MATERIAL SUPPLIED:
※ ※ ※

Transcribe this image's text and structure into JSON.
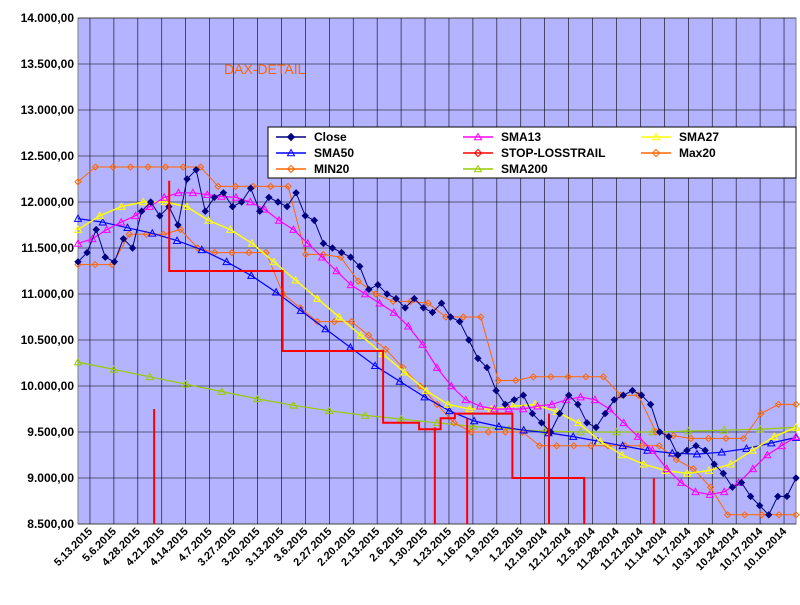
{
  "chart_data": {
    "type": "line",
    "title": "DAX-DETAIL",
    "xlabel": "",
    "ylabel": "",
    "ylim": [
      8500,
      14000
    ],
    "y_ticks": [
      8500,
      9000,
      9500,
      10000,
      10500,
      11000,
      11500,
      12000,
      12500,
      13000,
      13500,
      14000
    ],
    "y_tick_labels": [
      "8.500,00",
      "9.000,00",
      "9.500,00",
      "10.000,00",
      "10.500,00",
      "11.000,00",
      "11.500,00",
      "12.000,00",
      "12.500,00",
      "13.000,00",
      "13.500,00",
      "14.000,00"
    ],
    "x_tick_labels": [
      "5.13.2015",
      "5.6.2015",
      "4.28.2015",
      "4.21.2015",
      "4.14.2015",
      "4.7.2015",
      "3.27.2015",
      "3.20.2015",
      "3.13.2015",
      "3.6.2015",
      "2.27.2015",
      "2.20.2015",
      "2.13.2015",
      "2.6.2015",
      "1.30.2015",
      "1.23.2015",
      "1.16.2015",
      "1.9.2015",
      "1.2.2015",
      "12.19.2014",
      "12.12.2014",
      "12.5.2014",
      "11.28.2014",
      "11.21.2014",
      "11.14.2014",
      "11.7.2014",
      "10.31.2014",
      "10.24.2014",
      "10.17.2014",
      "10.10.2014"
    ],
    "grid": true,
    "legend_position": "top-right",
    "colors": {
      "plot_bg": "#b3b3ff",
      "close": "#000080",
      "sma13": "#ff00ff",
      "sma27": "#ffff00",
      "sma50": "#0000ff",
      "stop": "#ff0000",
      "max20": "#ff6600",
      "min20": "#ff6600",
      "sma200": "#99cc00",
      "title": "#ff6600"
    },
    "series": [
      {
        "name": "Close",
        "key": "close",
        "values": [
          11350,
          11450,
          11700,
          11400,
          11350,
          11600,
          11500,
          11900,
          12000,
          11850,
          11950,
          11750,
          12250,
          12350,
          11900,
          12050,
          12100,
          11950,
          12000,
          12150,
          11900,
          12050,
          12000,
          11950,
          12100,
          11850,
          11800,
          11550,
          11500,
          11450,
          11400,
          11300,
          11050,
          11100,
          11000,
          10950,
          10850,
          10950,
          10850,
          10800,
          10900,
          10750,
          10700,
          10500,
          10300,
          10200,
          9950,
          9800,
          9850,
          9900,
          9700,
          9600,
          9500,
          9700,
          9900,
          9800,
          9600,
          9550,
          9700,
          9850,
          9900,
          9950,
          9900,
          9800,
          9500,
          9450,
          9250,
          9300,
          9350,
          9300,
          9150,
          9050,
          8900,
          8950,
          8800,
          8700,
          8600,
          8800,
          8800,
          9000
        ]
      },
      {
        "name": "SMA13",
        "key": "sma13",
        "values": [
          11550,
          11600,
          11700,
          11780,
          11850,
          11950,
          12050,
          12100,
          12100,
          12080,
          12060,
          12050,
          12000,
          11920,
          11800,
          11700,
          11550,
          11400,
          11250,
          11100,
          11000,
          10900,
          10800,
          10650,
          10450,
          10200,
          10000,
          9850,
          9780,
          9750,
          9750,
          9750,
          9780,
          9800,
          9850,
          9880,
          9850,
          9750,
          9600,
          9450,
          9300,
          9100,
          8950,
          8850,
          8820,
          8850,
          8950,
          9100,
          9250,
          9350,
          9450
        ]
      },
      {
        "name": "SMA27",
        "key": "sma27",
        "values": [
          11700,
          11850,
          11950,
          12000,
          12000,
          11950,
          11800,
          11700,
          11550,
          11350,
          11150,
          10950,
          10750,
          10550,
          10350,
          10150,
          9950,
          9800,
          9750,
          9750,
          9780,
          9800,
          9720,
          9600,
          9400,
          9250,
          9150,
          9080,
          9050,
          9080,
          9150,
          9300,
          9450,
          9550
        ]
      },
      {
        "name": "SMA50",
        "key": "sma50",
        "values": [
          11820,
          11780,
          11720,
          11660,
          11580,
          11480,
          11350,
          11200,
          11020,
          10820,
          10620,
          10420,
          10220,
          10050,
          9880,
          9730,
          9620,
          9560,
          9520,
          9490,
          9450,
          9400,
          9350,
          9300,
          9270,
          9260,
          9280,
          9320,
          9380,
          9440
        ]
      },
      {
        "name": "STOP-LOSSTRAIL",
        "key": "stop",
        "points": [
          [
            0.127,
            12230
          ],
          [
            0.127,
            11250
          ],
          [
            0.285,
            11250
          ],
          [
            0.285,
            10380
          ],
          [
            0.425,
            10380
          ],
          [
            0.425,
            9600
          ],
          [
            0.475,
            9600
          ],
          [
            0.475,
            9530
          ],
          [
            0.505,
            9530
          ],
          [
            0.505,
            9650
          ],
          [
            0.525,
            9650
          ],
          [
            0.525,
            9700
          ],
          [
            0.605,
            9700
          ],
          [
            0.605,
            9000
          ],
          [
            0.705,
            9000
          ],
          [
            0.705,
            8550
          ]
        ]
      },
      {
        "name": "Max20",
        "key": "max20",
        "values": [
          12220,
          12380,
          12380,
          12380,
          12380,
          12380,
          12380,
          12380,
          12170,
          12170,
          12170,
          12170,
          12170,
          11430,
          11430,
          11400,
          11140,
          11000,
          10920,
          10920,
          10900,
          10750,
          10750,
          10750,
          10060,
          10060,
          10100,
          10100,
          10100,
          10100,
          10100,
          9900,
          9900,
          9500,
          9460,
          9430,
          9430,
          9430,
          9430,
          9700,
          9800,
          9800
        ]
      },
      {
        "name": "MIN20",
        "key": "min20",
        "values": [
          11320,
          11320,
          11320,
          11650,
          11650,
          11650,
          11700,
          11500,
          11450,
          11450,
          11450,
          11450,
          11000,
          10850,
          10700,
          10700,
          10700,
          10550,
          10400,
          10200,
          10000,
          9800,
          9600,
          9500,
          9500,
          9500,
          9500,
          9350,
          9350,
          9350,
          9350,
          9350,
          9350,
          9350,
          9350,
          9200,
          9100,
          8900,
          8600,
          8600,
          8600,
          8600,
          8600
        ]
      },
      {
        "name": "SMA200",
        "key": "sma200",
        "values": [
          10260,
          10180,
          10100,
          10020,
          9940,
          9860,
          9790,
          9730,
          9680,
          9640,
          9600,
          9560,
          9530,
          9510,
          9500,
          9500,
          9500,
          9510,
          9520,
          9530,
          9550
        ]
      }
    ],
    "stop_spikes": [
      {
        "x": 0.106,
        "from": 9750,
        "to": 8500
      },
      {
        "x": 0.497,
        "from": 9550,
        "to": 8500
      },
      {
        "x": 0.542,
        "from": 9650,
        "to": 8500
      },
      {
        "x": 0.656,
        "from": 9700,
        "to": 8500
      },
      {
        "x": 0.705,
        "from": 9000,
        "to": 8500
      },
      {
        "x": 0.802,
        "from": 9000,
        "to": 8500
      }
    ]
  }
}
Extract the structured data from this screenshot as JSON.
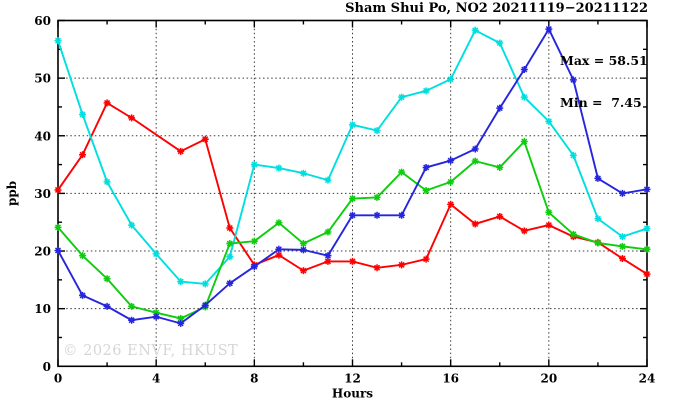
{
  "title": "Sham Shui Po, NO2 20211119−20211122",
  "annotation": {
    "max_label": "Max = 58.51",
    "min_label": "Min =  7.45"
  },
  "watermark": "© 2026 ENVF, HKUST",
  "chart_data": {
    "type": "line",
    "title": "Sham Shui Po, NO2 20211119−20211122",
    "xlabel": "Hours",
    "ylabel": "ppb",
    "xlim": [
      0,
      24
    ],
    "ylim": [
      0,
      60
    ],
    "x_major_ticks": [
      0,
      4,
      8,
      12,
      16,
      20,
      24
    ],
    "x_minor_step": 2,
    "y_major_ticks": [
      0,
      10,
      20,
      30,
      40,
      50,
      60
    ],
    "y_minor_step": 5,
    "grid": "dotted-at-major-ticks",
    "legend_position": "none",
    "marker": "asterisk",
    "max_value": 58.51,
    "min_value": 7.45,
    "x": [
      0,
      1,
      2,
      3,
      4,
      5,
      6,
      7,
      8,
      9,
      10,
      11,
      12,
      13,
      14,
      15,
      16,
      17,
      18,
      19,
      20,
      21,
      22,
      23,
      24
    ],
    "series": [
      {
        "name": "series-red",
        "color": "#ff0000",
        "values": [
          30.6,
          36.7,
          45.7,
          43.1,
          null,
          37.3,
          39.4,
          24.0,
          17.6,
          19.3,
          16.6,
          18.2,
          18.2,
          17.1,
          17.6,
          18.6,
          28.1,
          24.7,
          26.0,
          23.5,
          24.5,
          22.5,
          21.5,
          18.7,
          16.0
        ]
      },
      {
        "name": "series-cyan",
        "color": "#00dfdf",
        "values": [
          56.5,
          43.7,
          32.0,
          24.5,
          19.5,
          14.7,
          14.3,
          19.0,
          35.0,
          34.4,
          33.5,
          32.3,
          41.9,
          40.9,
          46.7,
          47.8,
          49.8,
          58.3,
          56.1,
          46.7,
          42.5,
          36.6,
          25.6,
          22.5,
          23.9
        ]
      },
      {
        "name": "series-green",
        "color": "#0ecc0e",
        "values": [
          24.1,
          19.2,
          15.2,
          10.4,
          9.3,
          8.3,
          10.3,
          21.3,
          21.7,
          24.9,
          21.3,
          23.3,
          29.1,
          29.3,
          33.7,
          30.5,
          32.0,
          35.6,
          34.5,
          39.0,
          26.7,
          22.9,
          21.4,
          20.8,
          20.3
        ]
      },
      {
        "name": "series-blue",
        "color": "#2525dd",
        "values": [
          20.1,
          12.3,
          10.4,
          8.0,
          8.6,
          7.45,
          10.6,
          14.4,
          17.3,
          20.3,
          20.2,
          19.2,
          26.2,
          26.2,
          26.2,
          34.5,
          35.7,
          37.7,
          44.8,
          51.5,
          58.51,
          49.7,
          32.6,
          30.0,
          30.7
        ]
      }
    ]
  }
}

※ ※ ※

DESCRIPTION OF THE TASK: In the material above, find the lines that contain "name" and show them.

FINISHED ANSWER:
        "name": "Close",
        "name": "SMA13",
        "name": "SMA27",
        "name": "SMA50",
        "name": "STOP-LOSSTRAIL",
        "name": "Max20",
        "name": "MIN20",
        "name": "SMA200",
        "name": "series-red",
        "name": "series-cyan",
        "name": "series-green",
        "name": "series-blue",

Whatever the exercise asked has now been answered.